Data shown:
--- Start ---
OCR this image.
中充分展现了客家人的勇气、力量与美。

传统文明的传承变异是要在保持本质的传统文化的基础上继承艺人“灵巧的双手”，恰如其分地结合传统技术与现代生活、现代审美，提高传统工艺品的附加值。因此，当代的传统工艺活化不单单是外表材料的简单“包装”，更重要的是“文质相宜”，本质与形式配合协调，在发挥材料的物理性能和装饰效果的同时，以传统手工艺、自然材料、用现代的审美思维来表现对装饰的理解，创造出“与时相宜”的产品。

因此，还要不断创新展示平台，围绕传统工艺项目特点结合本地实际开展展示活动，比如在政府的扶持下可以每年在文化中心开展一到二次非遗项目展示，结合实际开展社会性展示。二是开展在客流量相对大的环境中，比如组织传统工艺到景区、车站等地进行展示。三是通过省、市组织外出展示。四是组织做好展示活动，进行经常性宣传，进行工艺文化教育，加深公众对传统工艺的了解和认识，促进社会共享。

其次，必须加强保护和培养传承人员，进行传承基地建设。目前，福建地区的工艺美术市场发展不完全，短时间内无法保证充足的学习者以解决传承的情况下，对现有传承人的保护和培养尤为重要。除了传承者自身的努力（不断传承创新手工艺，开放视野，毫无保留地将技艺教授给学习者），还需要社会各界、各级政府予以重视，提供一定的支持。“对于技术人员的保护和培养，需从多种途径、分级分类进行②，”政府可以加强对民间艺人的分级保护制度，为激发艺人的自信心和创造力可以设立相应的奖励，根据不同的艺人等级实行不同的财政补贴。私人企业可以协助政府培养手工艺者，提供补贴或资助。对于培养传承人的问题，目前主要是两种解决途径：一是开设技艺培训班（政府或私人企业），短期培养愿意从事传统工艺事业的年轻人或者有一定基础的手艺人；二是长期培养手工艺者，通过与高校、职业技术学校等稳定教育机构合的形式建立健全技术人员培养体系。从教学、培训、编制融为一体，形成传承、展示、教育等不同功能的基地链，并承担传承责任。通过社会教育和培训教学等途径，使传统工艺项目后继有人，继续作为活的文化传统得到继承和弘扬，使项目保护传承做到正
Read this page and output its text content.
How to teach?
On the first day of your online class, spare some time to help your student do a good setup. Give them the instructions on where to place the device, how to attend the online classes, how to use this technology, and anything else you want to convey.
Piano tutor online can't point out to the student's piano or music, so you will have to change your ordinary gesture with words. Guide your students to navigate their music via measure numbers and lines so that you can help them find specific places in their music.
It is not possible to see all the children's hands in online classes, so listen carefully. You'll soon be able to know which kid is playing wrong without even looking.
--- End ---
Written instruction:
Copy out every line from the records that has the word "this".

Expected output:
OCR this image.
Read this page and output its text content.
On the first day of your online class, spare some time to help your student do a good setup. Give them the instructions on where to place the device, how to attend the online classes, how to use this technology, and anything else you want to convey.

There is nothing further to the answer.